[begin ENTRIES SHOWN]

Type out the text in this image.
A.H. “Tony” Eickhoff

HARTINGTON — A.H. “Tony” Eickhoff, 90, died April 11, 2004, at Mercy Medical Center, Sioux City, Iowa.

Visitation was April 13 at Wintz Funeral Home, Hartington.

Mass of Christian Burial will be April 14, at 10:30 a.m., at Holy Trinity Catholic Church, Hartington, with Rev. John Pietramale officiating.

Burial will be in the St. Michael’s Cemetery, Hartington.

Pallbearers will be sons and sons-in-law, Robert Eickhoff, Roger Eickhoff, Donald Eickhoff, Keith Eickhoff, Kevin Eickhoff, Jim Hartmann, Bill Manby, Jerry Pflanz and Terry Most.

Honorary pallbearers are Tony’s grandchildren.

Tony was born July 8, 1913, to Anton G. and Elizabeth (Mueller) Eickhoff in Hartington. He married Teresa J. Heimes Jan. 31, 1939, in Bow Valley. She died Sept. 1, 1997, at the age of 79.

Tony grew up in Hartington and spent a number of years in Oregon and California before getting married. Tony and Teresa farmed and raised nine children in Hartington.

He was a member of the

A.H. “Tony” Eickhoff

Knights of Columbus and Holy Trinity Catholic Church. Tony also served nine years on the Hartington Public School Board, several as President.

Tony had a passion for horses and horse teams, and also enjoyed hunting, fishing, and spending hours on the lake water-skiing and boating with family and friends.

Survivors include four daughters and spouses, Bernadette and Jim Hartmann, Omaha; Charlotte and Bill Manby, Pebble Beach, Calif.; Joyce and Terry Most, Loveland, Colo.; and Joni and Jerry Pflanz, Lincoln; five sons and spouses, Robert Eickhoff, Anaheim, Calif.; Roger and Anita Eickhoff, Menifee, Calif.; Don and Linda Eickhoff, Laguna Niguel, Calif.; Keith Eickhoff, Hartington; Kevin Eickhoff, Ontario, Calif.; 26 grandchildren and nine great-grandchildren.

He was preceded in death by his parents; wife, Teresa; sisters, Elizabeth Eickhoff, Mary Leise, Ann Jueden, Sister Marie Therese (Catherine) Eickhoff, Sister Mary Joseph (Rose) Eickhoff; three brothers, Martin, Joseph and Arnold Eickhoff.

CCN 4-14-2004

[end ENTRIES SHOWN]
[begin ENTRIES SHOWN]

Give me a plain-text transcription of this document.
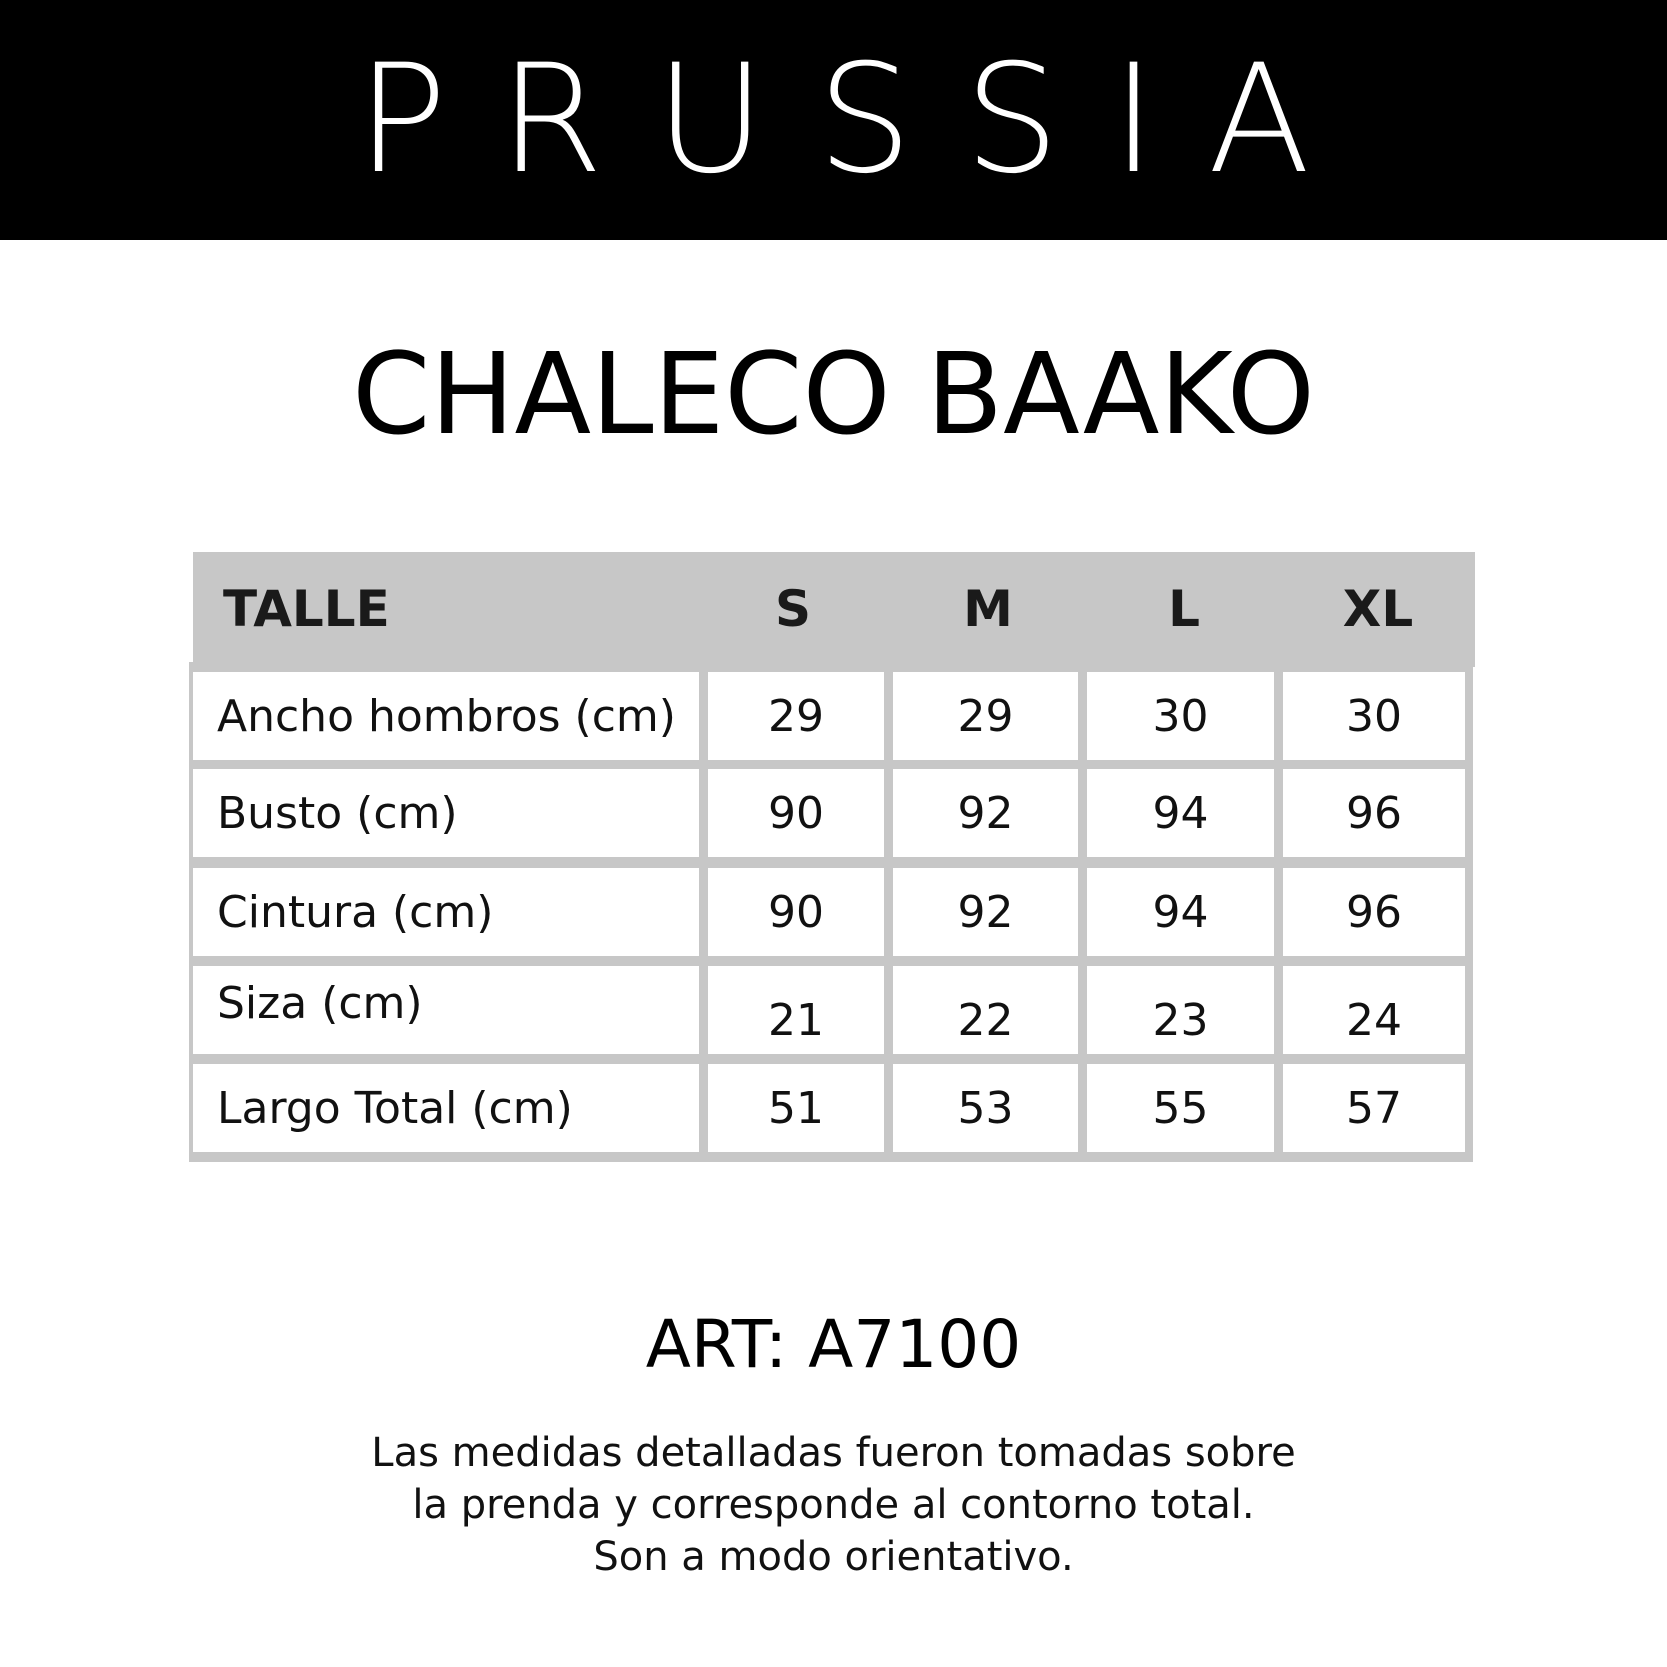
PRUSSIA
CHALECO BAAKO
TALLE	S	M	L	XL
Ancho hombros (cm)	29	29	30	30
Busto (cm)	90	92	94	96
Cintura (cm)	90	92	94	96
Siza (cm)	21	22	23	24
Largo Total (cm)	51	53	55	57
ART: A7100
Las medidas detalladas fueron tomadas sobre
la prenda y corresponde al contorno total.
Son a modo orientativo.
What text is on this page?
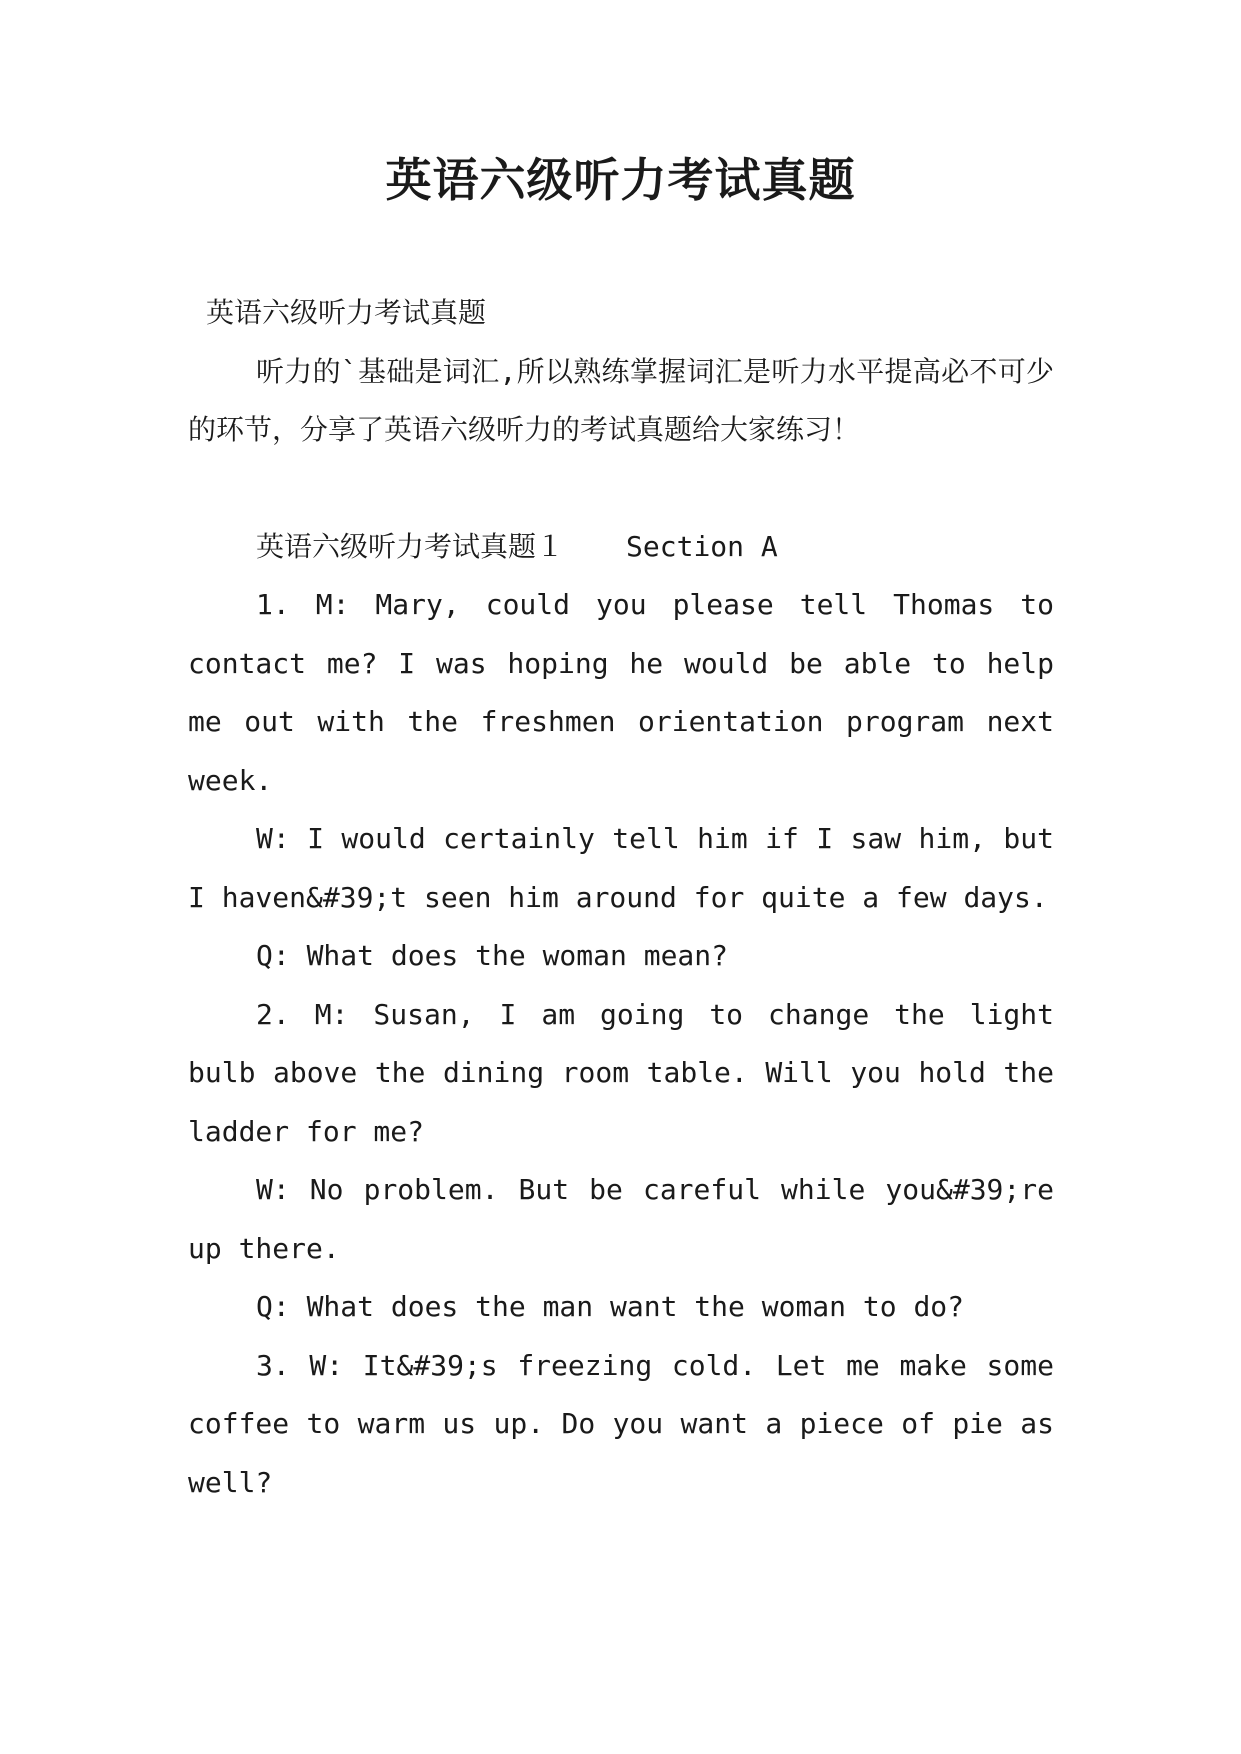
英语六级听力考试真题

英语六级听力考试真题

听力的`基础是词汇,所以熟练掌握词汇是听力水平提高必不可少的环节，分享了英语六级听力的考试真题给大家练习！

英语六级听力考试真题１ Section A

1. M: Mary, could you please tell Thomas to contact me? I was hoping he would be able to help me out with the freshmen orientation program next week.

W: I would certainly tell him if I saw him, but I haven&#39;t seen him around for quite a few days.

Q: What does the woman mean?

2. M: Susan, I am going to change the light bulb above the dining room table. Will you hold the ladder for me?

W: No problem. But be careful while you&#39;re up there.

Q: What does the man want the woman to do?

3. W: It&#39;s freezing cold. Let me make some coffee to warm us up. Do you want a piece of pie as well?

[end ENTRIES SHOWN]

▸ TASK: Search the preceding listing for "years" and extract every line where it is found.

▸ WRITTEN SOLUTION:
Tony grew up in Hartington and spent a number of years in Oregon and California before getting married. Tony and Teresa farmed and raised nine children in Hartington.
Knights of Columbus and Holy Trinity Catholic Church. Tony also served nine years on the Hartington Public School Board, several as President.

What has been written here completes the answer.